— BEGIN —

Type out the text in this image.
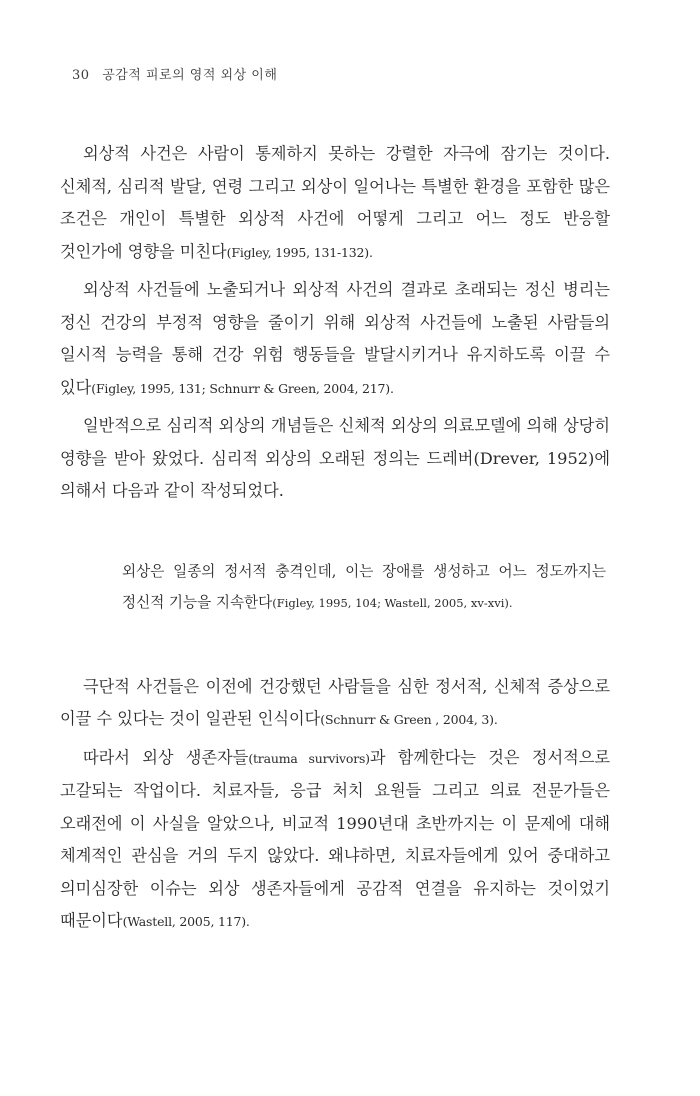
30 공감적 피로의 영적 외상 이해

외상적 사건은 사람이 통제하지 못하는 강렬한 자극에 잠기는 것이다. 신체적, 심리적 발달, 연령 그리고 외상이 일어나는 특별한 환경을 포함한 많은 조건은 개인이 특별한 외상적 사건에 어떻게 그리고 어느 정도 반응할 것인가에 영향을 미친다(Figley, 1995, 131-132).

외상적 사건들에 노출되거나 외상적 사건의 결과로 초래되는 정신 병리는 정신 건강의 부정적 영향을 줄이기 위해 외상적 사건들에 노출된 사람들의 일시적 능력을 통해 건강 위험 행동들을 발달시키거나 유지하도록 이끌 수 있다(Figley, 1995, 131; Schnurr & Green, 2004, 217).

일반적으로 심리적 외상의 개념들은 신체적 외상의 의료모델에 의해 상당히 영향을 받아 왔었다. 심리적 외상의 오래된 정의는 드레버(Drever, 1952)에 의해서 다음과 같이 작성되었다.

외상은 일종의 정서적 충격인데, 이는 장애를 생성하고 어느 정도까지는 정신적 기능을 지속한다(Figley, 1995, 104; Wastell, 2005, xv-xvi).

극단적 사건들은 이전에 건강했던 사람들을 심한 정서적, 신체적 증상으로 이끌 수 있다는 것이 일관된 인식이다(Schnurr & Green , 2004, 3).

따라서 외상 생존자들(trauma survivors)과 함께한다는 것은 정서적으로 고갈되는 작업이다. 치료자들, 응급 처치 요원들 그리고 의료 전문가들은 오래전에 이 사실을 알았으나, 비교적 1990년대 초반까지는 이 문제에 대해 체계적인 관심을 거의 두지 않았다. 왜냐하면, 치료자들에게 있어 중대하고 의미심장한 이슈는 외상 생존자들에게 공감적 연결을 유지하는 것이었기 때문이다(Wastell, 2005, 117).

— END —

▶ [Task to carry out]:
Write out all the records again, exactly, minus any pictures.

▶ [Output below]:
Type out the text in this image.
30 공감적 피로의 영적 외상 이해

외상적 사건은 사람이 통제하지 못하는 강렬한 자극에 잠기는 것이다. 신체적, 심리적 발달, 연령 그리고 외상이 일어나는 특별한 환경을 포함한 많은 조건은 개인이 특별한 외상적 사건에 어떻게 그리고 어느 정도 반응할 것인가에 영향을 미친다(Figley, 1995, 131-132).

외상적 사건들에 노출되거나 외상적 사건의 결과로 초래되는 정신 병리는 정신 건강의 부정적 영향을 줄이기 위해 외상적 사건들에 노출된 사람들의 일시적 능력을 통해 건강 위험 행동들을 발달시키거나 유지하도록 이끌 수 있다(Figley, 1995, 131; Schnurr & Green, 2004, 217).

일반적으로 심리적 외상의 개념들은 신체적 외상의 의료모델에 의해 상당히 영향을 받아 왔었다. 심리적 외상의 오래된 정의는 드레버(Drever, 1952)에 의해서 다음과 같이 작성되었다.

외상은 일종의 정서적 충격인데, 이는 장애를 생성하고 어느 정도까지는 정신적 기능을 지속한다(Figley, 1995, 104; Wastell, 2005, xv-xvi).

극단적 사건들은 이전에 건강했던 사람들을 심한 정서적, 신체적 증상으로 이끌 수 있다는 것이 일관된 인식이다(Schnurr & Green , 2004, 3).

따라서 외상 생존자들(trauma survivors)과 함께한다는 것은 정서적으로 고갈되는 작업이다. 치료자들, 응급 처치 요원들 그리고 의료 전문가들은 오래전에 이 사실을 알았으나, 비교적 1990년대 초반까지는 이 문제에 대해 체계적인 관심을 거의 두지 않았다. 왜냐하면, 치료자들에게 있어 중대하고 의미심장한 이슈는 외상 생존자들에게 공감적 연결을 유지하는 것이었기 때문이다(Wastell, 2005, 117).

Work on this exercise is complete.